__EXERCISE DESCRIPTION__
Copy the lines holding the word "previously", all of them.

## start

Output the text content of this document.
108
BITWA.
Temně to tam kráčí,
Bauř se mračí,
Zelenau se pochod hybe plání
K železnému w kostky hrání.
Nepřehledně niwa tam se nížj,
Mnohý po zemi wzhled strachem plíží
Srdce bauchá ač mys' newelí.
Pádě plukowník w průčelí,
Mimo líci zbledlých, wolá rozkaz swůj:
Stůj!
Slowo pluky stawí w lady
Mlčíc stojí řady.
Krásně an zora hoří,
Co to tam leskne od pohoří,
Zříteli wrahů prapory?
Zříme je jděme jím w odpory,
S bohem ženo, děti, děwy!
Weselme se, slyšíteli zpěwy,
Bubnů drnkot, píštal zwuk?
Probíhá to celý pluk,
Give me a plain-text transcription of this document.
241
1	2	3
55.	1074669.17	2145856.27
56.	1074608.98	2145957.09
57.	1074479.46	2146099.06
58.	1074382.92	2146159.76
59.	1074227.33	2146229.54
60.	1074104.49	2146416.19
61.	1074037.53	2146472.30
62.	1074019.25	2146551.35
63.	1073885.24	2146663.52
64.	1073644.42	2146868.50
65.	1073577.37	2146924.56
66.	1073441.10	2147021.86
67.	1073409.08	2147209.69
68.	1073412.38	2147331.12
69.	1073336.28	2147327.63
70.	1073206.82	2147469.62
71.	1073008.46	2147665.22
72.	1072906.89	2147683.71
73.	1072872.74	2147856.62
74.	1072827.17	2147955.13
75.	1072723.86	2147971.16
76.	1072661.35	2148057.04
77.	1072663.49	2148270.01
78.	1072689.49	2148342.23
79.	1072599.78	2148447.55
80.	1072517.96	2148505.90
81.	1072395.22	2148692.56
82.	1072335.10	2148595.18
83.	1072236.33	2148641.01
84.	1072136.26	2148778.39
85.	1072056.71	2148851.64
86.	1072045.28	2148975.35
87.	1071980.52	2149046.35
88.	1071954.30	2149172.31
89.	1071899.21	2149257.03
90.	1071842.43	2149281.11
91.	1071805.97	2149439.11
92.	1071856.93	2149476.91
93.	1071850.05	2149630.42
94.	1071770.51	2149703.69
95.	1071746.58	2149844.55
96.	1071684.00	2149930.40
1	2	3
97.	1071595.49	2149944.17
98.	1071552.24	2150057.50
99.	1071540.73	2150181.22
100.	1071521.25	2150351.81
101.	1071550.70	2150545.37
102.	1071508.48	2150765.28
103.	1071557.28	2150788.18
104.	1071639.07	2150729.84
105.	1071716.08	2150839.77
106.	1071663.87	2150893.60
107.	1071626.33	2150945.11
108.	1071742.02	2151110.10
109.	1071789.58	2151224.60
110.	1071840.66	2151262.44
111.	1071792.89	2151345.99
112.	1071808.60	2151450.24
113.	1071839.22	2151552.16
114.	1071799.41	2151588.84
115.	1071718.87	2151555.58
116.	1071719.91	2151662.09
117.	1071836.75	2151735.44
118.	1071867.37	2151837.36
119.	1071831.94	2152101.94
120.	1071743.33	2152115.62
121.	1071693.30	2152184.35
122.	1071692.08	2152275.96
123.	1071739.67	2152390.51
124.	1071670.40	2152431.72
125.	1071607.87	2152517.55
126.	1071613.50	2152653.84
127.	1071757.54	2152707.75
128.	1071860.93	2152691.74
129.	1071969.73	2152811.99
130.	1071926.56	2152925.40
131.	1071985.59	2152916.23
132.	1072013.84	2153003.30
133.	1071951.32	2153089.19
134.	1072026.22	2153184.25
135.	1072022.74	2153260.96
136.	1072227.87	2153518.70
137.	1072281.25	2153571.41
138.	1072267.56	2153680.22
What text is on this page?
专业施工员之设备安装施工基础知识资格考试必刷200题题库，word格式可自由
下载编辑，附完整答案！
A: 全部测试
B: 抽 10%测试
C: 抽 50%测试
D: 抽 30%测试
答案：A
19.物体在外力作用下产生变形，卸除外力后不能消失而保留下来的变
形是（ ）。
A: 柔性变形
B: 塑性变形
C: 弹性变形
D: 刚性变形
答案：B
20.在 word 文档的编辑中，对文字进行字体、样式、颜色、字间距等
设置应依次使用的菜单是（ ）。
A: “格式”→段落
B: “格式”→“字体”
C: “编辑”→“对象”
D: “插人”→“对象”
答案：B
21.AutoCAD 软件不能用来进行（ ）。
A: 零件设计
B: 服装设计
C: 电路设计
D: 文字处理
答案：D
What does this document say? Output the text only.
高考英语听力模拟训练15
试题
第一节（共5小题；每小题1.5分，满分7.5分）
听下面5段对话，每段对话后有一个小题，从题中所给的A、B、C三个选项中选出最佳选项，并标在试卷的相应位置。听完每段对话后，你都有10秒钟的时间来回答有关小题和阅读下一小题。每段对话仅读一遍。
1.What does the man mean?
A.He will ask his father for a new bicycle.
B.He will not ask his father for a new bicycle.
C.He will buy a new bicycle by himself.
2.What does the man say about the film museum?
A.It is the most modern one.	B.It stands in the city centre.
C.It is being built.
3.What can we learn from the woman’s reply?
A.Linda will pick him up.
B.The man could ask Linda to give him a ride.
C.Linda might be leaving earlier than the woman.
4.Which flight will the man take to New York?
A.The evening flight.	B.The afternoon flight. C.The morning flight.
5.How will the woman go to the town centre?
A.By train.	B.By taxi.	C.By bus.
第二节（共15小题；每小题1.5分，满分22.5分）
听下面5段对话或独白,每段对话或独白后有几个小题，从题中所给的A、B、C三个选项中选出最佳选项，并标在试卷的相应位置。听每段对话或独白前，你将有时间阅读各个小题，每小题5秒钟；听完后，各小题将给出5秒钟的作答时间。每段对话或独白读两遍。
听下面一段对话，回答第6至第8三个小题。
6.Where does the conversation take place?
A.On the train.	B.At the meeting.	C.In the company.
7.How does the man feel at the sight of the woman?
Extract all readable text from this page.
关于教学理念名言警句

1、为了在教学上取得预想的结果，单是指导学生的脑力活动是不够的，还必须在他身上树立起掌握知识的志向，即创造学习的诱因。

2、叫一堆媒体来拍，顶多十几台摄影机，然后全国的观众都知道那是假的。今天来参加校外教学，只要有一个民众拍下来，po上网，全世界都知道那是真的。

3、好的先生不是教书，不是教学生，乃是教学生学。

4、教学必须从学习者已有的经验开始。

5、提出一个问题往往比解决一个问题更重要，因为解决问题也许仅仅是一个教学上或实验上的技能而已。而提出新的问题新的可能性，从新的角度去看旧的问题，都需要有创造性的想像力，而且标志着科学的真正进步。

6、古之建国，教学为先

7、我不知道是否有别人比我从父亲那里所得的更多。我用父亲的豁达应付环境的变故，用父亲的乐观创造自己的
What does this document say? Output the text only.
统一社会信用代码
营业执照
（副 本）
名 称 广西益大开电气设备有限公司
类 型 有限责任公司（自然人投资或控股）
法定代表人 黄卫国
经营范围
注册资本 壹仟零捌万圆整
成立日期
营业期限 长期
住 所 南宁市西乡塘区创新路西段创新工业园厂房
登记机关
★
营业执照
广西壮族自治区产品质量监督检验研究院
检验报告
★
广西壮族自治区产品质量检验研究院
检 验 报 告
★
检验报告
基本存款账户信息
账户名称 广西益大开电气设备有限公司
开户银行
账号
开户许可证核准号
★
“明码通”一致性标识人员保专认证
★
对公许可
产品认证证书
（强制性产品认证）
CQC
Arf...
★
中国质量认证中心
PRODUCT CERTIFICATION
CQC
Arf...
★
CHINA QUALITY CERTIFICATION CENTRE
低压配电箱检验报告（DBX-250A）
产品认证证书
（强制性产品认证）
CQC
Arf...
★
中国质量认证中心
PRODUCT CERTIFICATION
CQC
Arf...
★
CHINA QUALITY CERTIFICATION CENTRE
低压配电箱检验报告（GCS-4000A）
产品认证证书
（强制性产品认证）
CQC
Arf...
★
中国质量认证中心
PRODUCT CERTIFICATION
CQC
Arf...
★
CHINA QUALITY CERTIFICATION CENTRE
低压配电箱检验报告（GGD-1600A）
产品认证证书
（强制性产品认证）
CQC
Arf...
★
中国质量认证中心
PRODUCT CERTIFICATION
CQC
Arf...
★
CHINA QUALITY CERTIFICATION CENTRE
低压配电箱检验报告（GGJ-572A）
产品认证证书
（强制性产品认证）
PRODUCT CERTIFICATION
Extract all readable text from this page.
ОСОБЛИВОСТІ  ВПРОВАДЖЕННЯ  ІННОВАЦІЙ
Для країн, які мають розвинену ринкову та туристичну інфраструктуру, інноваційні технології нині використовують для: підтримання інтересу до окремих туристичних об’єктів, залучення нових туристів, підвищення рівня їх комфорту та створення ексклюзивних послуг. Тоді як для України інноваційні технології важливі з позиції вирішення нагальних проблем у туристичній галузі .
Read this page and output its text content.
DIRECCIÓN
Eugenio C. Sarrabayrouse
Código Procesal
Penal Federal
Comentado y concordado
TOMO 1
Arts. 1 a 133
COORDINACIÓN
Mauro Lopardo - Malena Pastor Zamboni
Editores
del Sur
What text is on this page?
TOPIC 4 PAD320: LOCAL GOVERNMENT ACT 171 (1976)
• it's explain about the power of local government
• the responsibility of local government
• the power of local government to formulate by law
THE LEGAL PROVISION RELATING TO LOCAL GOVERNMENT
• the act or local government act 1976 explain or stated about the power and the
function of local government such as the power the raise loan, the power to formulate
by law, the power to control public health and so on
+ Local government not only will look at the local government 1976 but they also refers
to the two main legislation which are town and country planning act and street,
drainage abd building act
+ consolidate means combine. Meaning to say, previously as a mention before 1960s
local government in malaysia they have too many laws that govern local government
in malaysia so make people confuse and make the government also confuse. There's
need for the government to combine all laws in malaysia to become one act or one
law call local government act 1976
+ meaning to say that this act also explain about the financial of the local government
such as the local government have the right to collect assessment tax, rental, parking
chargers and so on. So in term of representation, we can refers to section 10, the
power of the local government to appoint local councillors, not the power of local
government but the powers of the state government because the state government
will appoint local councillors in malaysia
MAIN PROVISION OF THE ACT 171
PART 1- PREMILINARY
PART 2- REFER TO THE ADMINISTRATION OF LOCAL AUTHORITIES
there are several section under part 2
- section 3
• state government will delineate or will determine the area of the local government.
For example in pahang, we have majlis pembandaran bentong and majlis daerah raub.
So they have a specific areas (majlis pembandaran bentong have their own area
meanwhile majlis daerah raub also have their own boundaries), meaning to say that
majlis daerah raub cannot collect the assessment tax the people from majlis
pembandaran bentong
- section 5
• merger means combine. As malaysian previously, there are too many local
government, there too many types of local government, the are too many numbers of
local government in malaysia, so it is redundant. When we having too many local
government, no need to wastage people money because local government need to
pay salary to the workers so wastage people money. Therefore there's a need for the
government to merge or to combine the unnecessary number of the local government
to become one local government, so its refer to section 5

## end

__RESPONSE TO THE TASK__
+ consolidate means combine. Meaning to say, previously as a mention before 1960s
• merger means combine. As malaysian previously, there are too many local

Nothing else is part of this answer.